— DO THIS —
Write out every record below exactly as it appears.
-- BEGIN --
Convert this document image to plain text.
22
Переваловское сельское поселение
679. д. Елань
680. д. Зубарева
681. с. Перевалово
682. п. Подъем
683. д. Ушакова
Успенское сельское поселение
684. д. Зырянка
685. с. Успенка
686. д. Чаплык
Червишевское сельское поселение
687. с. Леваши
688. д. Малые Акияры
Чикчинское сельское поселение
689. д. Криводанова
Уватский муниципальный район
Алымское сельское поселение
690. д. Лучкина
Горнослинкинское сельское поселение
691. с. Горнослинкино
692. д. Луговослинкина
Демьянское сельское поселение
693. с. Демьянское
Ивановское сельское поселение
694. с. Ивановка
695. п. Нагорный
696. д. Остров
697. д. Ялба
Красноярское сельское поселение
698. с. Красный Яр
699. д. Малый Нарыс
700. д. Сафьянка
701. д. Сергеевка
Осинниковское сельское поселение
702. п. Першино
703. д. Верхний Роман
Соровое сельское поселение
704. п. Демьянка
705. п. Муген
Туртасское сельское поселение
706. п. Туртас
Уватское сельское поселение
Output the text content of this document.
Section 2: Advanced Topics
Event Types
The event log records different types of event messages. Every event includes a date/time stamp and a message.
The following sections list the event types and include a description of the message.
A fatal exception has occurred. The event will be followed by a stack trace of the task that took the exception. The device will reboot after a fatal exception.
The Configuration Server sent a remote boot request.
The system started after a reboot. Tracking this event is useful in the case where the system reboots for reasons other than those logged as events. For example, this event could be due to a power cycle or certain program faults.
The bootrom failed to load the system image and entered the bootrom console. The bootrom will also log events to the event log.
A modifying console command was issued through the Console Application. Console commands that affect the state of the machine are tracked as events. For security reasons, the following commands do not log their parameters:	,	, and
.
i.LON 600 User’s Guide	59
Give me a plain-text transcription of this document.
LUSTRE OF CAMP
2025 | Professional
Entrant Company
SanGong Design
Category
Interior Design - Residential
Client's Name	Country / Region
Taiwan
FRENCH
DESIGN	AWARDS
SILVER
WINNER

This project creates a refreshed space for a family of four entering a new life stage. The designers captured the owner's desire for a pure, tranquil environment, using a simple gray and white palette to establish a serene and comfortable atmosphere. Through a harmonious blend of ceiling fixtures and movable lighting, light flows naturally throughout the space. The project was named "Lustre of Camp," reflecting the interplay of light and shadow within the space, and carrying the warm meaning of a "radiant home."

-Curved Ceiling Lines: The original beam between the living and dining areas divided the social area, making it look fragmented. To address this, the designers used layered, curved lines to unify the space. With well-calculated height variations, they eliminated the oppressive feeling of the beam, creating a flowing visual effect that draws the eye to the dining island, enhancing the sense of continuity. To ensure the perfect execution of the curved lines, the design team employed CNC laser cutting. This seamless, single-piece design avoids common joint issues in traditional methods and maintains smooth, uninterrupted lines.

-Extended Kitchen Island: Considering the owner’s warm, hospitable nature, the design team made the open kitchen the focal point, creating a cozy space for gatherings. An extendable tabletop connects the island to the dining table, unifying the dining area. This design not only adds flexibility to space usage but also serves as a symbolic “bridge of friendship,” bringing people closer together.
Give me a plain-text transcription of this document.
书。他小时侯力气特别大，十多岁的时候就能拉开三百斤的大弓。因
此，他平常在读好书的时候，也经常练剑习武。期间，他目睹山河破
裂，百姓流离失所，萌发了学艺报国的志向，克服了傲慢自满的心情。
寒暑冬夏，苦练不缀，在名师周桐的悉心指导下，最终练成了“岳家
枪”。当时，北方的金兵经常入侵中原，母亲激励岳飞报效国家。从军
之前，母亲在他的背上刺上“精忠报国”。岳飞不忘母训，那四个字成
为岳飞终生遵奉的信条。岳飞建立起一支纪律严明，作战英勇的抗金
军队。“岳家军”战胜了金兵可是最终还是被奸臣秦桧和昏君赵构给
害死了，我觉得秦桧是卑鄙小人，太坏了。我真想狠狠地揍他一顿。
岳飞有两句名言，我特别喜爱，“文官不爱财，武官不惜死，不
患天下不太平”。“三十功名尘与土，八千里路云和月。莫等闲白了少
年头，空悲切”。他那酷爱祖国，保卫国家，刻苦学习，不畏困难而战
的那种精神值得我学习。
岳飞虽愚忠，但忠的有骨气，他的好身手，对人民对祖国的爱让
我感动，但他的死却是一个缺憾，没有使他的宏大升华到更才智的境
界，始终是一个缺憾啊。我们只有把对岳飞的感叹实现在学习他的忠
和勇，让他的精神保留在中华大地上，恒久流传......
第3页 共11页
-- END --
— TASK ANSWER —
Convert this document image to plain text.
22
Переваловское сельское поселение
679. д. Елань
680. д. Зубарева
681. с. Перевалово
682. п. Подъем
683. д. Ушакова
Успенское сельское поселение
684. д. Зырянка
685. с. Успенка
686. д. Чаплык
Червишевское сельское поселение
687. с. Леваши
688. д. Малые Акияры
Чикчинское сельское поселение
689. д. Криводанова
Уватский муниципальный район
Алымское сельское поселение
690. д. Лучкина
Горнослинкинское сельское поселение
691. с. Горнослинкино
692. д. Луговослинкина
Демьянское сельское поселение
693. с. Демьянское
Ивановское сельское поселение
694. с. Ивановка
695. п. Нагорный
696. д. Остров
697. д. Ялба
Красноярское сельское поселение
698. с. Красный Яр
699. д. Малый Нарыс
700. д. Сафьянка
701. д. Сергеевка
Осинниковское сельское поселение
702. п. Першино
703. д. Верхний Роман
Соровое сельское поселение
704. п. Демьянка
705. п. Муген
Туртасское сельское поселение
706. п. Туртас
Уватское сельское поселение
Output the text content of this document.
Section 2: Advanced Topics
Event Types
The event log records different types of event messages. Every event includes a date/time stamp and a message.
The following sections list the event types and include a description of the message.
A fatal exception has occurred. The event will be followed by a stack trace of the task that took the exception. The device will reboot after a fatal exception.
The Configuration Server sent a remote boot request.
The system started after a reboot. Tracking this event is useful in the case where the system reboots for reasons other than those logged as events. For example, this event could be due to a power cycle or certain program faults.
The bootrom failed to load the system image and entered the bootrom console. The bootrom will also log events to the event log.
A modifying console command was issued through the Console Application. Console commands that affect the state of the machine are tracked as events. For security reasons, the following commands do not log their parameters:	,	, and
.
i.LON 600 User’s Guide	59
Give me a plain-text transcription of this document.
LUSTRE OF CAMP
2025 | Professional
Entrant Company
SanGong Design
Category
Interior Design - Residential
Client's Name	Country / Region
Taiwan
FRENCH
DESIGN	AWARDS
SILVER
WINNER

This project creates a refreshed space for a family of four entering a new life stage. The designers captured the owner's desire for a pure, tranquil environment, using a simple gray and white palette to establish a serene and comfortable atmosphere. Through a harmonious blend of ceiling fixtures and movable lighting, light flows naturally throughout the space. The project was named "Lustre of Camp," reflecting the interplay of light and shadow within the space, and carrying the warm meaning of a "radiant home."

-Curved Ceiling Lines: The original beam between the living and dining areas divided the social area, making it look fragmented. To address this, the designers used layered, curved lines to unify the space. With well-calculated height variations, they eliminated the oppressive feeling of the beam, creating a flowing visual effect that draws the eye to the dining island, enhancing the sense of continuity. To ensure the perfect execution of the curved lines, the design team employed CNC laser cutting. This seamless, single-piece design avoids common joint issues in traditional methods and maintains smooth, uninterrupted lines.

-Extended Kitchen Island: Considering the owner’s warm, hospitable nature, the design team made the open kitchen the focal point, creating a cozy space for gatherings. An extendable tabletop connects the island to the dining table, unifying the dining area. This design not only adds flexibility to space usage but also serves as a symbolic “bridge of friendship,” bringing people closer together.
Give me a plain-text transcription of this document.
书。他小时侯力气特别大，十多岁的时候就能拉开三百斤的大弓。因
此，他平常在读好书的时候，也经常练剑习武。期间，他目睹山河破
裂，百姓流离失所，萌发了学艺报国的志向，克服了傲慢自满的心情。
寒暑冬夏，苦练不缀，在名师周桐的悉心指导下，最终练成了“岳家
枪”。当时，北方的金兵经常入侵中原，母亲激励岳飞报效国家。从军
之前，母亲在他的背上刺上“精忠报国”。岳飞不忘母训，那四个字成
为岳飞终生遵奉的信条。岳飞建立起一支纪律严明，作战英勇的抗金
军队。“岳家军”战胜了金兵可是最终还是被奸臣秦桧和昏君赵构给
害死了，我觉得秦桧是卑鄙小人，太坏了。我真想狠狠地揍他一顿。
岳飞有两句名言，我特别喜爱，“文官不爱财，武官不惜死，不
患天下不太平”。“三十功名尘与土，八千里路云和月。莫等闲白了少
年头，空悲切”。他那酷爱祖国，保卫国家，刻苦学习，不畏困难而战
的那种精神值得我学习。
岳飞虽愚忠，但忠的有骨气，他的好身手，对人民对祖国的爱让
我感动，但他的死却是一个缺憾，没有使他的宏大升华到更才智的境
界，始终是一个缺憾啊。我们只有把对岳飞的感叹实现在学习他的忠
和勇，让他的精神保留在中华大地上，恒久流传......
第3页 共11页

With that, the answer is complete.